───── Material provided

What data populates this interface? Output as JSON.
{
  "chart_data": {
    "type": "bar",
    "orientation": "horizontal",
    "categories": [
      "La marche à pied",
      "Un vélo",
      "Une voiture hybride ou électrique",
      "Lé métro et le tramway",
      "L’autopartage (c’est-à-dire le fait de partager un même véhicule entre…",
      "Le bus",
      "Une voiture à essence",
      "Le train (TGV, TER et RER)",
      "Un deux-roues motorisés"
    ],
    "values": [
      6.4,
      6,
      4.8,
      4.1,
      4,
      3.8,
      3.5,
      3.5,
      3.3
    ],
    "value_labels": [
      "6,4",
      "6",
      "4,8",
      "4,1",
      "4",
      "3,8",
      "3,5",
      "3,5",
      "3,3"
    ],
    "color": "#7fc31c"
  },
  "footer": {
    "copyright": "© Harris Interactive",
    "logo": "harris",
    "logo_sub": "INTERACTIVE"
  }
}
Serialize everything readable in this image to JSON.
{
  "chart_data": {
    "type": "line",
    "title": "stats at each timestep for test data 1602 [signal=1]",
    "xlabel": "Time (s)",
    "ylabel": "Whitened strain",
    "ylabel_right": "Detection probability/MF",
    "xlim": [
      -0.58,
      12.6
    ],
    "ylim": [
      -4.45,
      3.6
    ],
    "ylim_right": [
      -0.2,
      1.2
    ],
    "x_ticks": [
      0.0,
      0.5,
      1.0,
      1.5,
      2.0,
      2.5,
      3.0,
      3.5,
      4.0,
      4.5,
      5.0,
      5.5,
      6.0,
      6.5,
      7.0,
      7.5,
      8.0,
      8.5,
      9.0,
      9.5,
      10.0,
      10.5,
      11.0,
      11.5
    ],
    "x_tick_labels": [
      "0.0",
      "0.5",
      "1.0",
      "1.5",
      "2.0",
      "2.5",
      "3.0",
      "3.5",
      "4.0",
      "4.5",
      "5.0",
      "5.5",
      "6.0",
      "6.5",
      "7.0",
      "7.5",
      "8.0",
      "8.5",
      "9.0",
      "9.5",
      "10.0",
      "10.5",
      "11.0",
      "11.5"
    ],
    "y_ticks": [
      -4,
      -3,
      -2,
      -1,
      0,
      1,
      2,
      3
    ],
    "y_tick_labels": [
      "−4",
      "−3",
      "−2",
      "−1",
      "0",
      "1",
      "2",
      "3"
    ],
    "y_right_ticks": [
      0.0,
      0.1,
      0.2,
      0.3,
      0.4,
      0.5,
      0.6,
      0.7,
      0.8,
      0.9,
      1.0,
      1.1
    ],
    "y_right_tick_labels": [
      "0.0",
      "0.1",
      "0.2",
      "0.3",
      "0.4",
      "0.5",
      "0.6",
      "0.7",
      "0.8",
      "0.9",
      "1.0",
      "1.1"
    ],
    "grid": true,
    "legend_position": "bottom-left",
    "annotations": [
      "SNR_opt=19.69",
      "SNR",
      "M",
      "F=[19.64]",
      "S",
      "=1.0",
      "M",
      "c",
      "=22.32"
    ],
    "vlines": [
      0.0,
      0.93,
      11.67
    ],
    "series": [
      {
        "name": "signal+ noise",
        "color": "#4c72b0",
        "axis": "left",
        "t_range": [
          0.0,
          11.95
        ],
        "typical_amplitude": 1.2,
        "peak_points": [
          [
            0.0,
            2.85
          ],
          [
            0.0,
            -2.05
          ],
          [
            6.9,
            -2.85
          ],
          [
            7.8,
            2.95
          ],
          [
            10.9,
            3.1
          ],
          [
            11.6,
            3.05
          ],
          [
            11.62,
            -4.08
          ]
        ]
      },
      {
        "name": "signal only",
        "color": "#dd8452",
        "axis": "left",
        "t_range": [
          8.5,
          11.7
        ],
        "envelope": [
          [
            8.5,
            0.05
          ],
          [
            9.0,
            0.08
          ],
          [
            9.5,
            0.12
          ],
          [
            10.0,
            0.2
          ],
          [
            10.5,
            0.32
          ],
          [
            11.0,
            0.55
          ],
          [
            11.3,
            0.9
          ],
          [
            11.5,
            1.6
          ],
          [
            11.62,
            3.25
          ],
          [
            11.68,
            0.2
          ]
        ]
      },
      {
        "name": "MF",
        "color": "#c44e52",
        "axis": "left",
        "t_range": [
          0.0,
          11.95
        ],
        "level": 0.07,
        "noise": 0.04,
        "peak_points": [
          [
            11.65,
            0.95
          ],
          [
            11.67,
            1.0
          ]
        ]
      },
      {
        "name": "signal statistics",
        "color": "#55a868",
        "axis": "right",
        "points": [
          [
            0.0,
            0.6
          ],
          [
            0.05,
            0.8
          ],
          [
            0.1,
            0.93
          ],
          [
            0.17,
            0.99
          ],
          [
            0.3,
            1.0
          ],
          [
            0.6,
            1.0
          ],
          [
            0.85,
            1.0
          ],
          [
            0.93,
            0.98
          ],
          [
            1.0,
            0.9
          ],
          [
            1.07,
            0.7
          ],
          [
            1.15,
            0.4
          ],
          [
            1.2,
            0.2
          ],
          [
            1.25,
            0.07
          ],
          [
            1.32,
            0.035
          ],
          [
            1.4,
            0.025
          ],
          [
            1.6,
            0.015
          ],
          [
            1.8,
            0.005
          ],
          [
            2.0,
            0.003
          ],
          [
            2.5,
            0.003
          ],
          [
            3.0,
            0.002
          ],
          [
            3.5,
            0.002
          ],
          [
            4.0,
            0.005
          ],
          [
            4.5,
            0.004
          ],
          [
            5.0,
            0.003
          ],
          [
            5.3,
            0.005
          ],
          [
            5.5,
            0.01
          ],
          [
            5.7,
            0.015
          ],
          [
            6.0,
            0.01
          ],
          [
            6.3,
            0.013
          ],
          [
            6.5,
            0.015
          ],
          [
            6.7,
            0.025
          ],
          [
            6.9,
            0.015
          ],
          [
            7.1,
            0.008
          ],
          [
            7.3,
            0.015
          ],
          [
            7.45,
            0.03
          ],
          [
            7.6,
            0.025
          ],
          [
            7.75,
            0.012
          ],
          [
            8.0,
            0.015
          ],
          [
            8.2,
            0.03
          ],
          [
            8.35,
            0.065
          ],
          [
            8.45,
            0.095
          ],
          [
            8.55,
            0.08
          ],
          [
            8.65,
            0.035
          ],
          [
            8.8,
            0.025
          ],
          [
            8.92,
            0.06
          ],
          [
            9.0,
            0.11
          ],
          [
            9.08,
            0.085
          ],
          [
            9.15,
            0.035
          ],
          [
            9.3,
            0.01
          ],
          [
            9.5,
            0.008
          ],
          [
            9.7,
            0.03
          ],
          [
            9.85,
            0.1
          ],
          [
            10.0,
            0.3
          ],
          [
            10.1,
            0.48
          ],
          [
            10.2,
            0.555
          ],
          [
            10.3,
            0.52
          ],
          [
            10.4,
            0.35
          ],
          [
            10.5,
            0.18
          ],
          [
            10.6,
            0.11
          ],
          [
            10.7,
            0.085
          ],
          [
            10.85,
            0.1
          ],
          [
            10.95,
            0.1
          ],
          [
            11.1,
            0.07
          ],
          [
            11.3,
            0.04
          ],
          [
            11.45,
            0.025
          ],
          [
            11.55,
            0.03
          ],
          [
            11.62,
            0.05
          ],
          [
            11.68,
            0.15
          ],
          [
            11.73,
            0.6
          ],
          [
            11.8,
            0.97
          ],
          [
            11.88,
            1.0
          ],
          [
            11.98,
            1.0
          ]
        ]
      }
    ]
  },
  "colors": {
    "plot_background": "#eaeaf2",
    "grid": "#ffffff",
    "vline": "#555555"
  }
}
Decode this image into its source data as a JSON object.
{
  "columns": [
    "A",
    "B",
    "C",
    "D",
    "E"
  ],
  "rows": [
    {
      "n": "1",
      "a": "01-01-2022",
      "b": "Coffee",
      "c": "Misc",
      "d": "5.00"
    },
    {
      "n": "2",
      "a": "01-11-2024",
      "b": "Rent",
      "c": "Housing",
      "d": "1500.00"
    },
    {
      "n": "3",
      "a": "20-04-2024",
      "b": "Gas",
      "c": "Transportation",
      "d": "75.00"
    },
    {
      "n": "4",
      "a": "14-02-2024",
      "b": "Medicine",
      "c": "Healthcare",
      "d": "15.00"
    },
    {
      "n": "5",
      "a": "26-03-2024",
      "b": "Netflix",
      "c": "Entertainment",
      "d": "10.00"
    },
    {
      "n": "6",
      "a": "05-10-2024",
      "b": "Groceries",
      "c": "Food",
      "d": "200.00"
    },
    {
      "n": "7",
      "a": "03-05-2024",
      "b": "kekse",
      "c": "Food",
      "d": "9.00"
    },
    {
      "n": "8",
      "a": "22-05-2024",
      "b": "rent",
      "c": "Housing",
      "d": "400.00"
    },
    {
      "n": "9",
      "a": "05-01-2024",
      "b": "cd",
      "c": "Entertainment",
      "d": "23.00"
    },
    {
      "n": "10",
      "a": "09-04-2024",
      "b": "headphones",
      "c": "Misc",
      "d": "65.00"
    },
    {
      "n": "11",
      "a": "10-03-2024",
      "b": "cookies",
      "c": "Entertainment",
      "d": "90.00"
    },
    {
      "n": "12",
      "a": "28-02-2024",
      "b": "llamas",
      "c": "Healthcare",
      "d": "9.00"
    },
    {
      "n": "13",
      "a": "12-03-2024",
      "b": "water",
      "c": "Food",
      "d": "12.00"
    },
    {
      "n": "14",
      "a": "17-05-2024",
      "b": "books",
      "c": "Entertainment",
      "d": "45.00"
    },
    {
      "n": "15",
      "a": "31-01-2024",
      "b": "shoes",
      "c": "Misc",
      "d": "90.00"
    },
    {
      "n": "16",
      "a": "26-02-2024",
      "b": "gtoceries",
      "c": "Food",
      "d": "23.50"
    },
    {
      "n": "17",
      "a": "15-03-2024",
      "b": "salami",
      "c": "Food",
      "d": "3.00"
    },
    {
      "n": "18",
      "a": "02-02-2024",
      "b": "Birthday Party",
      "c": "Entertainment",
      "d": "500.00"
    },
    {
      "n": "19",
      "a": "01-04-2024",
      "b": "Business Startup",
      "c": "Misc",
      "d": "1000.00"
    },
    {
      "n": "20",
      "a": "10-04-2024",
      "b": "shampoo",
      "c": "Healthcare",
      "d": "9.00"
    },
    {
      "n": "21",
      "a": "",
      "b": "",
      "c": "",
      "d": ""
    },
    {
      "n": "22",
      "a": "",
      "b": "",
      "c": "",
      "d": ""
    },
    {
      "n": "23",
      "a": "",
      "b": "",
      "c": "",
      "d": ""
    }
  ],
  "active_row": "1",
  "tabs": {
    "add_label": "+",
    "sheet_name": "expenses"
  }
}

──────────

**Request:** Say how many lines have the string "image" in them, offering no words beyond the number.

**Task response:** 2